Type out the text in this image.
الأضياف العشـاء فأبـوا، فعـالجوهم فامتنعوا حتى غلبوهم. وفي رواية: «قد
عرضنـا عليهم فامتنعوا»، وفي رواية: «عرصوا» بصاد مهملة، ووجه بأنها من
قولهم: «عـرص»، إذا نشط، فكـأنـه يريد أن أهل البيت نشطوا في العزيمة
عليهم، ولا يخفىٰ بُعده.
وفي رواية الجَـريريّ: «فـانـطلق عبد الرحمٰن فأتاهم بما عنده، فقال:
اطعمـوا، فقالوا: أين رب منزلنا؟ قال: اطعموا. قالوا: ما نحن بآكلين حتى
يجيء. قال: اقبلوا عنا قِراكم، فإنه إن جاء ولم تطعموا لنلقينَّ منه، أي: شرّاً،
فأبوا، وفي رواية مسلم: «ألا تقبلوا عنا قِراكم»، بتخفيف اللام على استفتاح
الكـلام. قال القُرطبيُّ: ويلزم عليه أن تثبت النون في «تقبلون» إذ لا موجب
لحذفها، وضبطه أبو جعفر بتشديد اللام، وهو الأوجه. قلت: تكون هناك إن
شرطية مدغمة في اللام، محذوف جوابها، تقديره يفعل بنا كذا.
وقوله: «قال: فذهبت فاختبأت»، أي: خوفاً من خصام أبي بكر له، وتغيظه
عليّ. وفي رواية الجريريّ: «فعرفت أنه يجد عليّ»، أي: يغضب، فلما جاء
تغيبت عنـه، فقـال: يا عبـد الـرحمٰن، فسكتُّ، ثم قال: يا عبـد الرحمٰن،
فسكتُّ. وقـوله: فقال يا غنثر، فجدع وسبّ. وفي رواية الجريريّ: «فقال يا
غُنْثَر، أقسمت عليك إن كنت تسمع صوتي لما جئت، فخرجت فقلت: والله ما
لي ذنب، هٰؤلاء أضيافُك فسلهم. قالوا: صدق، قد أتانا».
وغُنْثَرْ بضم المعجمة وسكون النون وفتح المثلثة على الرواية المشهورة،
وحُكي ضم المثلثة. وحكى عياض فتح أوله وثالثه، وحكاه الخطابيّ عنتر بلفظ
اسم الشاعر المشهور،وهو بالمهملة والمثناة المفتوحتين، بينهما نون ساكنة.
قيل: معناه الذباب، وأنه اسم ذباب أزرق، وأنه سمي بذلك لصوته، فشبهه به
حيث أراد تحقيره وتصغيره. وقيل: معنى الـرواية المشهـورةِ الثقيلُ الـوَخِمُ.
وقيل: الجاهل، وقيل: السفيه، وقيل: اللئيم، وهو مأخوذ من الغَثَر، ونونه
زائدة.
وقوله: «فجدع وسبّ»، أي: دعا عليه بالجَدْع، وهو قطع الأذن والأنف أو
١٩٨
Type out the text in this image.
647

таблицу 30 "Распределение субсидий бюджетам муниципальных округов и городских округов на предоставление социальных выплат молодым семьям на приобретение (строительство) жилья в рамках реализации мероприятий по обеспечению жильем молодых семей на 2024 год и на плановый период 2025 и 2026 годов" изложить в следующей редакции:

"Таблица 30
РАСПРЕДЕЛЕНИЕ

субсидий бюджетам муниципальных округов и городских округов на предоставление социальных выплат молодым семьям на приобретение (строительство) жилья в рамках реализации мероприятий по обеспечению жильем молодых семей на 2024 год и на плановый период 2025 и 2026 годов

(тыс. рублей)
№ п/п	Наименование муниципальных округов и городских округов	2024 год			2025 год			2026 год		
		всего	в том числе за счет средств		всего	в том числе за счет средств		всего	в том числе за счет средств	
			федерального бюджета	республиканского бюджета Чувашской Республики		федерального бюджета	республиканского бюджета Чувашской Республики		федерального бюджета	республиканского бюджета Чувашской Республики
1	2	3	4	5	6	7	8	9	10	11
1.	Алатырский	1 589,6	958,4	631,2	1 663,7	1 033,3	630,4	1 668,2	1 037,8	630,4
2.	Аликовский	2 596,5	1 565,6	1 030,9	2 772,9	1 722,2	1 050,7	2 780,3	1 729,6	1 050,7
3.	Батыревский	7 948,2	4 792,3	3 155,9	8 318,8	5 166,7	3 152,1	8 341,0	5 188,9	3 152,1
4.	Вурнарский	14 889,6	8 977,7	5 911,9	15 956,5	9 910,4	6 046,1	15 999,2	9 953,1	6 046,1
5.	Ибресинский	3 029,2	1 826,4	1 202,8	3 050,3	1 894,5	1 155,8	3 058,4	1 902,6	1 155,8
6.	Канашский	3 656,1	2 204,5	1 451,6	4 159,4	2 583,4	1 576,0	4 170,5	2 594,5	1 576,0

=======

**To be done:**
Write out all the records above again, exactly as they stand.

**Completed task:**
Type out the text in this image.
الأضياف العشـاء فأبـوا، فعـالجوهم فامتنعوا حتى غلبوهم. وفي رواية: «قد
عرضنـا عليهم فامتنعوا»، وفي رواية: «عرصوا» بصاد مهملة، ووجه بأنها من
قولهم: «عـرص»، إذا نشط، فكـأنـه يريد أن أهل البيت نشطوا في العزيمة
عليهم، ولا يخفىٰ بُعده.
وفي رواية الجَـريريّ: «فـانـطلق عبد الرحمٰن فأتاهم بما عنده، فقال:
اطعمـوا، فقالوا: أين رب منزلنا؟ قال: اطعموا. قالوا: ما نحن بآكلين حتى
يجيء. قال: اقبلوا عنا قِراكم، فإنه إن جاء ولم تطعموا لنلقينَّ منه، أي: شرّاً،
فأبوا، وفي رواية مسلم: «ألا تقبلوا عنا قِراكم»، بتخفيف اللام على استفتاح
الكـلام. قال القُرطبيُّ: ويلزم عليه أن تثبت النون في «تقبلون» إذ لا موجب
لحذفها، وضبطه أبو جعفر بتشديد اللام، وهو الأوجه. قلت: تكون هناك إن
شرطية مدغمة في اللام، محذوف جوابها، تقديره يفعل بنا كذا.
وقوله: «قال: فذهبت فاختبأت»، أي: خوفاً من خصام أبي بكر له، وتغيظه
عليّ. وفي رواية الجريريّ: «فعرفت أنه يجد عليّ»، أي: يغضب، فلما جاء
تغيبت عنـه، فقـال: يا عبـد الـرحمٰن، فسكتُّ، ثم قال: يا عبـد الرحمٰن،
فسكتُّ. وقـوله: فقال يا غنثر، فجدع وسبّ. وفي رواية الجريريّ: «فقال يا
غُنْثَر، أقسمت عليك إن كنت تسمع صوتي لما جئت، فخرجت فقلت: والله ما
لي ذنب، هٰؤلاء أضيافُك فسلهم. قالوا: صدق، قد أتانا».
وغُنْثَرْ بضم المعجمة وسكون النون وفتح المثلثة على الرواية المشهورة،
وحُكي ضم المثلثة. وحكى عياض فتح أوله وثالثه، وحكاه الخطابيّ عنتر بلفظ
اسم الشاعر المشهور،وهو بالمهملة والمثناة المفتوحتين، بينهما نون ساكنة.
قيل: معناه الذباب، وأنه اسم ذباب أزرق، وأنه سمي بذلك لصوته، فشبهه به
حيث أراد تحقيره وتصغيره. وقيل: معنى الـرواية المشهـورةِ الثقيلُ الـوَخِمُ.
وقيل: الجاهل، وقيل: السفيه، وقيل: اللئيم، وهو مأخوذ من الغَثَر، ونونه
زائدة.
وقوله: «فجدع وسبّ»، أي: دعا عليه بالجَدْع، وهو قطع الأذن والأنف أو
١٩٨
Type out the text in this image.
647

таблицу 30 "Распределение субсидий бюджетам муниципальных округов и городских округов на предоставление социальных выплат молодым семьям на приобретение (строительство) жилья в рамках реализации мероприятий по обеспечению жильем молодых семей на 2024 год и на плановый период 2025 и 2026 годов" изложить в следующей редакции:

"Таблица 30
РАСПРЕДЕЛЕНИЕ

субсидий бюджетам муниципальных округов и городских округов на предоставление социальных выплат молодым семьям на приобретение (строительство) жилья в рамках реализации мероприятий по обеспечению жильем молодых семей на 2024 год и на плановый период 2025 и 2026 годов

(тыс. рублей)
№ п/п	Наименование муниципальных округов и городских округов	2024 год			2025 год			2026 год		
		всего	в том числе за счет средств		всего	в том числе за счет средств		всего	в том числе за счет средств	
			федерального бюджета	республиканского бюджета Чувашской Республики		федерального бюджета	республиканского бюджета Чувашской Республики		федерального бюджета	республиканского бюджета Чувашской Республики
1	2	3	4	5	6	7	8	9	10	11
1.	Алатырский	1 589,6	958,4	631,2	1 663,7	1 033,3	630,4	1 668,2	1 037,8	630,4
2.	Аликовский	2 596,5	1 565,6	1 030,9	2 772,9	1 722,2	1 050,7	2 780,3	1 729,6	1 050,7
3.	Батыревский	7 948,2	4 792,3	3 155,9	8 318,8	5 166,7	3 152,1	8 341,0	5 188,9	3 152,1
4.	Вурнарский	14 889,6	8 977,7	5 911,9	15 956,5	9 910,4	6 046,1	15 999,2	9 953,1	6 046,1
5.	Ибресинский	3 029,2	1 826,4	1 202,8	3 050,3	1 894,5	1 155,8	3 058,4	1 902,6	1 155,8
6.	Канашский	3 656,1	2 204,5	1 451,6	4 159,4	2 583,4	1 576,0	4 170,5	2 594,5	1 576,0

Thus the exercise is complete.